Your task :: Copy out, from the entries below, each line holding the string "решение".
--- start Exercise inputs ---
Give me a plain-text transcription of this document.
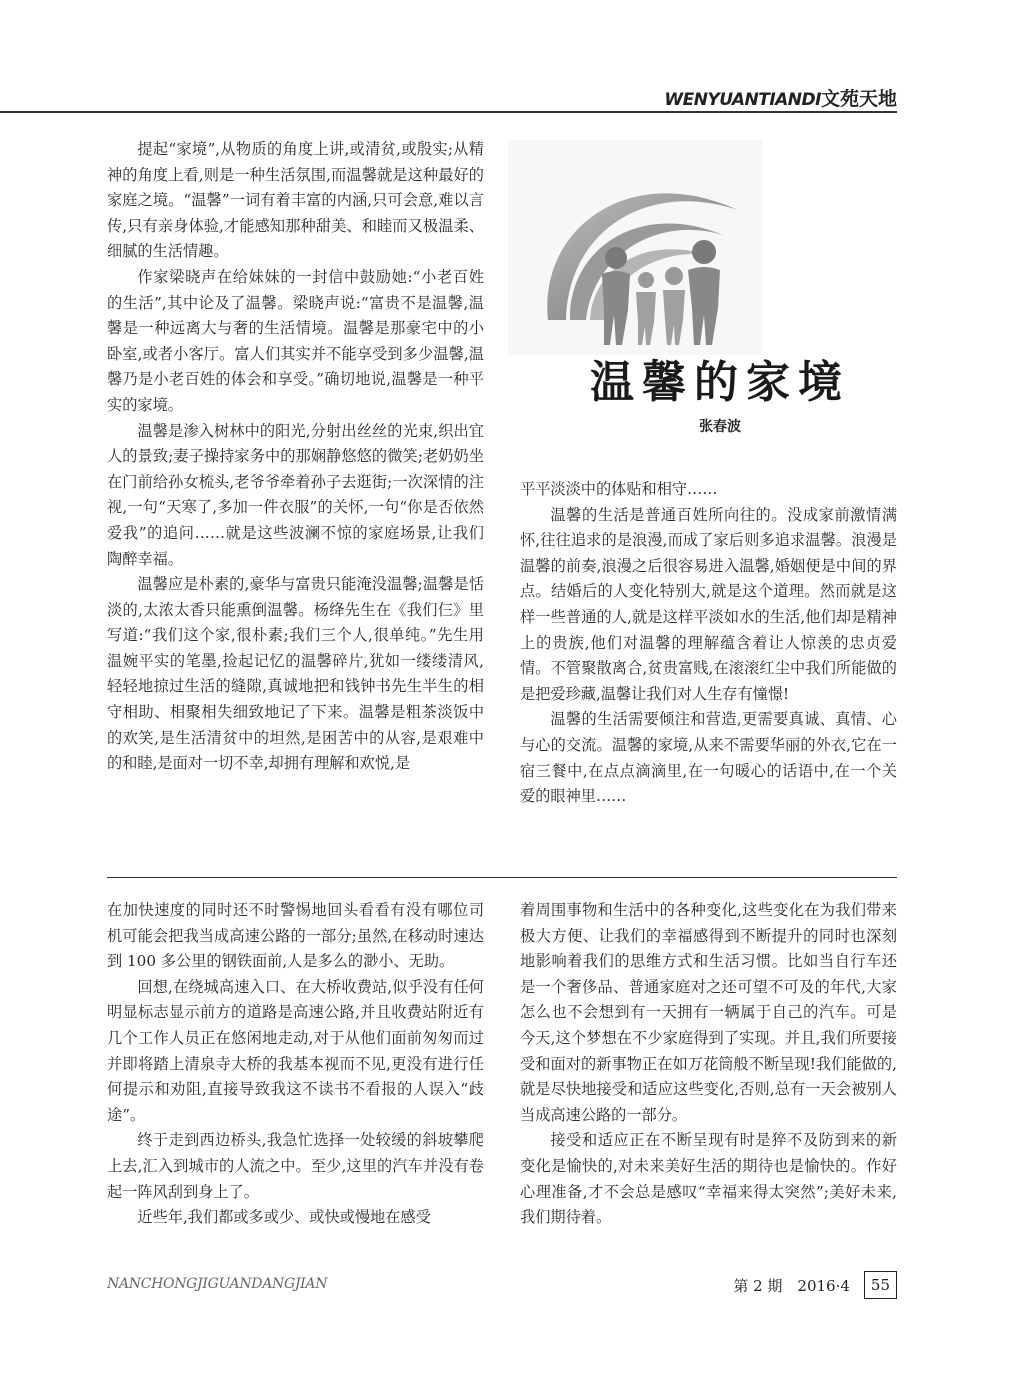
WENYUANTIANDI文苑天地

提起“家境”,从物质的角度上讲,或清贫,或殷实;从精神的角度上看,则是一种生活氛围,而温馨就是这种最好的家庭之境。“温馨”一词有着丰富的内涵,只可会意,难以言传,只有亲身体验,才能感知那种甜美、和睦而又极温柔、细腻的生活情趣。

作家梁晓声在给妹妹的一封信中鼓励她:“小老百姓的生活”,其中论及了温馨。梁晓声说:“富贵不是温馨,温馨是一种远离大与奢的生活情境。温馨是那豪宅中的小卧室,或者小客厅。富人们其实并不能享受到多少温馨,温馨乃是小老百姓的体会和享受。”确切地说,温馨是一种平实的家境。

温馨是渗入树林中的阳光,分射出丝丝的光束,织出宜人的景致;妻子操持家务中的那娴静悠悠的微笑;老奶奶坐在门前给孙女梳头,老爷爷牵着孙子去逛街;一次深情的注视,一句“天寒了,多加一件衣服”的关怀,一句“你是否依然爱我”的追问……就是这些波澜不惊的家庭场景,让我们陶醉幸福。

温馨应是朴素的,豪华与富贵只能淹没温馨;温馨是恬淡的,太浓太香只能熏倒温馨。杨绛先生在《我们仨》里写道:“我们这个家,很朴素;我们三个人,很单纯。”先生用温婉平实的笔墨,捡起记忆的温馨碎片,犹如一缕缕清风,轻轻地掠过生活的缝隙,真诚地把和钱钟书先生半生的相守相助、相聚相失细致地记了下来。温馨是粗茶淡饭中的欢笑,是生活清贫中的坦然,是困苦中的从容,是艰难中的和睦,是面对一切不幸,却拥有理解和欢悦,是

温馨的家境
张春波

平平淡淡中的体贴和相守……

温馨的生活是普通百姓所向往的。没成家前激情满怀,往往追求的是浪漫,而成了家后则多追求温馨。浪漫是温馨的前奏,浪漫之后很容易进入温馨,婚姻便是中间的界点。结婚后的人变化特别大,就是这个道理。然而就是这样一些普通的人,就是这样平淡如水的生活,他们却是精神上的贵族,他们对温馨的理解蕴含着让人惊羡的忠贞爱情。不管聚散离合,贫贵富贱,在滚滚红尘中我们所能做的是把爱珍藏,温馨让我们对人生存有憧憬!

温馨的生活需要倾注和营造,更需要真诚、真情、心与心的交流。温馨的家境,从来不需要华丽的外衣,它在一宿三餐中,在点点滴滴里,在一句暖心的话语中,在一个关爱的眼神里……

在加快速度的同时还不时警惕地回头看看有没有哪位司机可能会把我当成高速公路的一部分;虽然,在移动时速达到 100 多公里的钢铁面前,人是多么的渺小、无助。

回想,在绕城高速入口、在大桥收费站,似乎没有任何明显标志显示前方的道路是高速公路,并且收费站附近有几个工作人员正在悠闲地走动,对于从他们面前匆匆而过并即将踏上清泉寺大桥的我基本视而不见,更没有进行任何提示和劝阻,直接导致我这不读书不看报的人误入“歧途”。

终于走到西边桥头,我急忙选择一处较缓的斜坡攀爬上去,汇入到城市的人流之中。至少,这里的汽车并没有卷起一阵风刮到身上了。

近些年,我们都或多或少、或快或慢地在感受

着周围事物和生活中的各种变化,这些变化在为我们带来极大方便、让我们的幸福感得到不断提升的同时也深刻地影响着我们的思维方式和生活习惯。比如当自行车还是一个奢侈品、普通家庭对之还可望不可及的年代,大家怎么也不会想到有一天拥有一辆属于自己的汽车。可是今天,这个梦想在不少家庭得到了实现。并且,我们所要接受和面对的新事物正在如万花筒般不断呈现!我们能做的,就是尽快地接受和适应这些变化,否则,总有一天会被别人当成高速公路的一部分。

接受和适应正在不断呈现有时是猝不及防到来的新变化是愉快的,对未来美好生活的期待也是愉快的。作好心理准备,才不会总是感叹“幸福来得太突然”;美好未来,我们期待着。

NANCHONGJIGUANDANGJIAN	第 2 期　2016·4	55
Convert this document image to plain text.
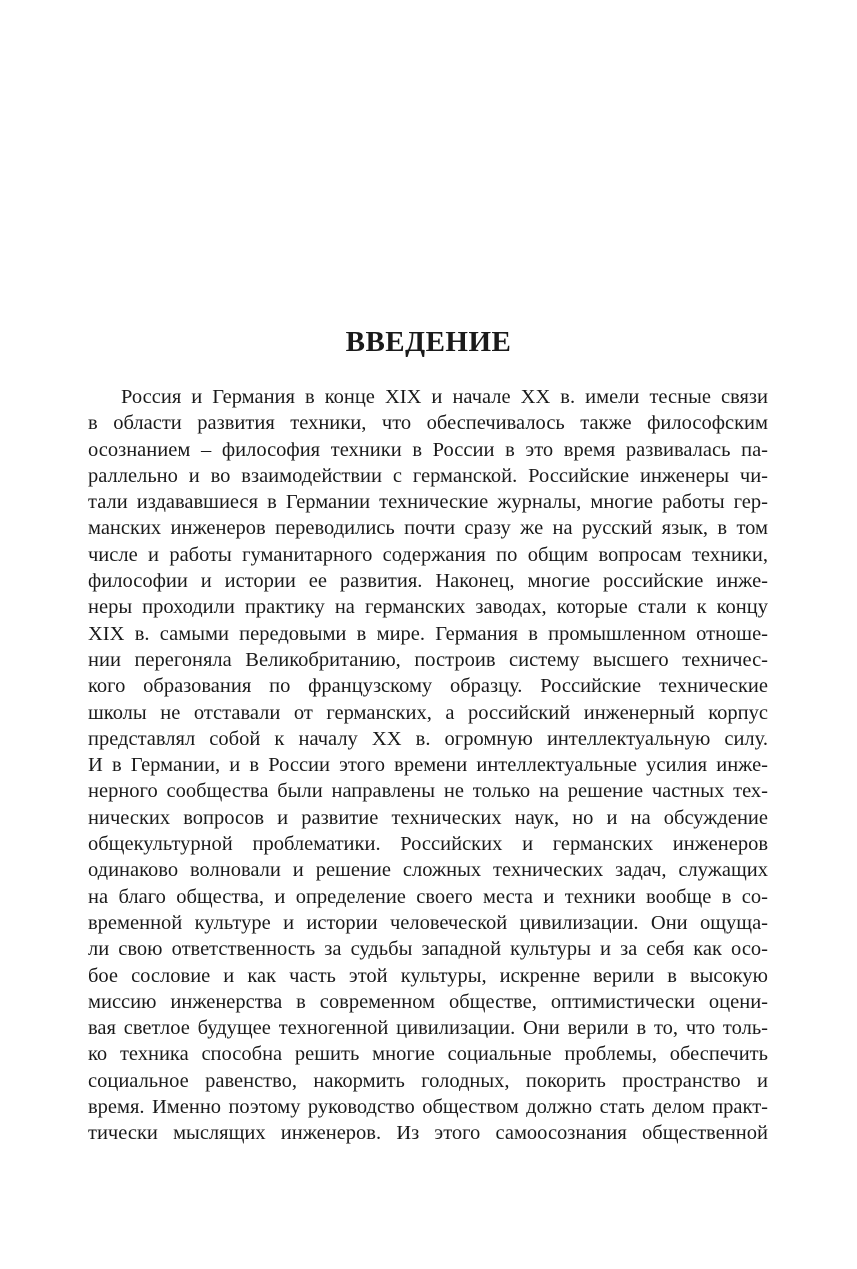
ВВЕДЕНИЕ
Россия и Германия в конце XIX и начале XX в. имели тесные связи
в области развития техники, что обеспечивалось также философским
осознанием – философия техники в России в это время развивалась па-
раллельно и во взаимодействии с германской. Российские инженеры чи-
тали издававшиеся в Германии технические журналы, многие работы гер-
манских инженеров переводились почти сразу же на русский язык, в том
числе и работы гуманитарного содержания по общим вопросам техники,
философии и истории ее развития. Наконец, многие российские инже-
неры проходили практику на германских заводах, которые стали к концу
XIX в. самыми передовыми в мире. Германия в промышленном отноше-
нии перегоняла Великобританию, построив систему высшего техничес-
кого образования по французскому образцу. Российские технические
школы не отставали от германских, а российский инженерный корпус
представлял собой к началу XX в. огромную интеллектуальную силу.
И в Германии, и в России этого времени интеллектуальные усилия инже-
нерного сообщества были направлены не только на решение частных тех-
нических вопросов и развитие технических наук, но и на обсуждение
общекультурной проблематики. Российских и германских инженеров
одинаково волновали и решение сложных технических задач, служащих
на благо общества, и определение своего места и техники вообще в со-
временной культуре и истории человеческой цивилизации. Они ощуща-
ли свою ответственность за судьбы западной культуры и за себя как осо-
бое сословие и как часть этой культуры, искренне верили в высокую
миссию инженерства в современном обществе, оптимистически оцени-
вая светлое будущее техногенной цивилизации. Они верили в то, что толь-
ко техника способна решить многие социальные проблемы, обеспечить
социальное равенство, накормить голодных, покорить пространство и
время. Именно поэтому руководство обществом должно стать делом практ-
тически мыслящих инженеров. Из этого самоосознания общественной
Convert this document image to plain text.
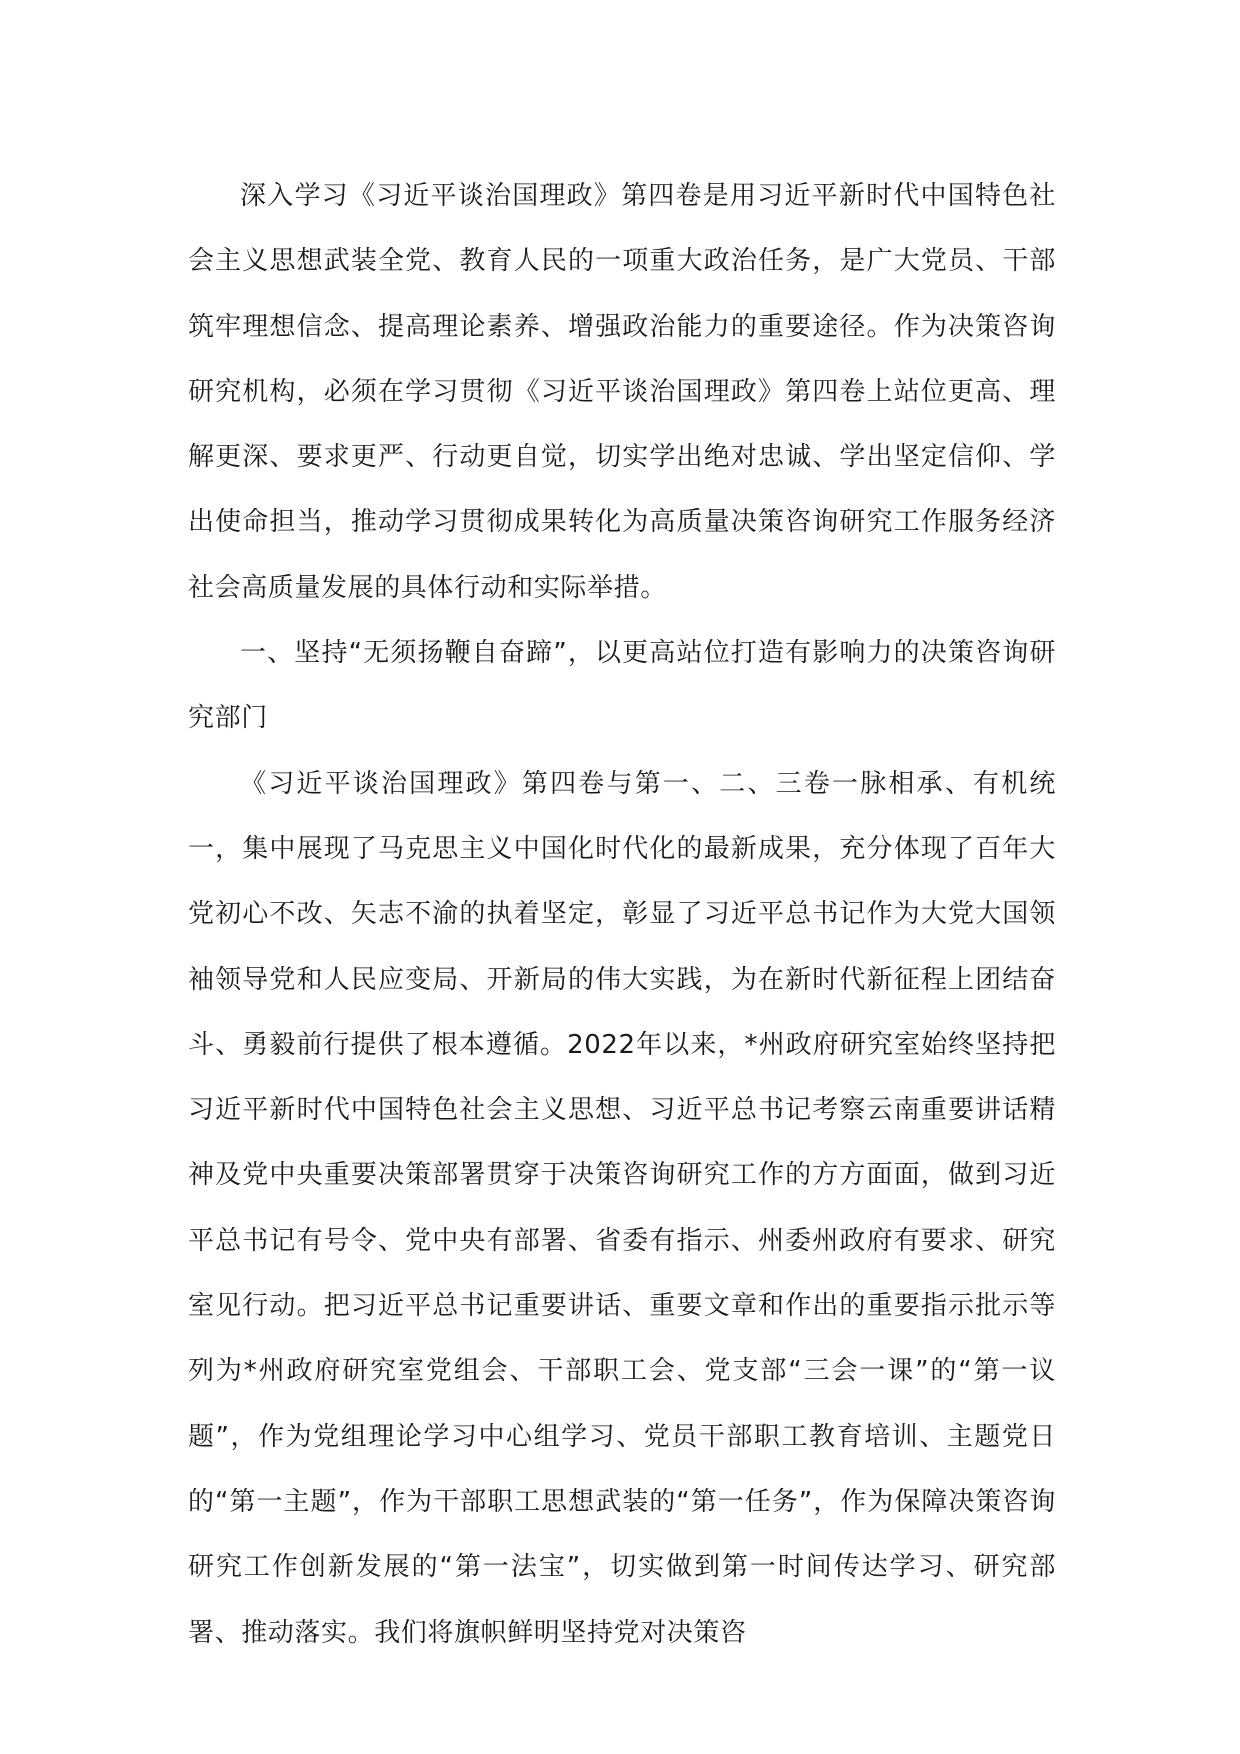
深入学习《习近平谈治国理政》第四卷是用习近平新时代中国特色社会主义思想武装全党、教育人民的一项重大政治任务，是广大党员、干部筑牢理想信念、提高理论素养、增强政治能力的重要途径。作为决策咨询研究机构，必须在学习贯彻《习近平谈治国理政》第四卷上站位更高、理解更深、要求更严、行动更自觉，切实学出绝对忠诚、学出坚定信仰、学出使命担当，推动学习贯彻成果转化为高质量决策咨询研究工作服务经济社会高质量发展的具体行动和实际举措。

一、坚持“无须扬鞭自奋蹄”，以更高站位打造有影响力的决策咨询研究部门

《习近平谈治国理政》第四卷与第一、二、三卷一脉相承、有机统一，集中展现了马克思主义中国化时代化的最新成果，充分体现了百年大党初心不改、矢志不渝的执着坚定，彰显了习近平总书记作为大党大国领袖领导党和人民应变局、开新局的伟大实践，为在新时代新征程上团结奋斗、勇毅前行提供了根本遵循。2022年以来，*州政府研究室始终坚持把习近平新时代中国特色社会主义思想、习近平总书记考察云南重要讲话精神及党中央重要决策部署贯穿于决策咨询研究工作的方方面面，做到习近平总书记有号令、党中央有部署、省委有指示、州委州政府有要求、研究室见行动。把习近平总书记重要讲话、重要文章和作出的重要指示批示等列为*州政府研究室党组会、干部职工会、党支部“三会一课”的“第一议题”，作为党组理论学习中心组学习、党员干部职工教育培训、主题党日的“第一主题”，作为干部职工思想武装的“第一任务”，作为保障决策咨询研究工作创新发展的“第一法宝”，切实做到第一时间传达学习、研究部署、推动落实。我们将旗帜鲜明坚持党对决策咨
--- end Exercise inputs ---
Task response ::
нерного сообщества были направлены не только на решение частных тех-
одинаково волновали и решение сложных технических задач, служащих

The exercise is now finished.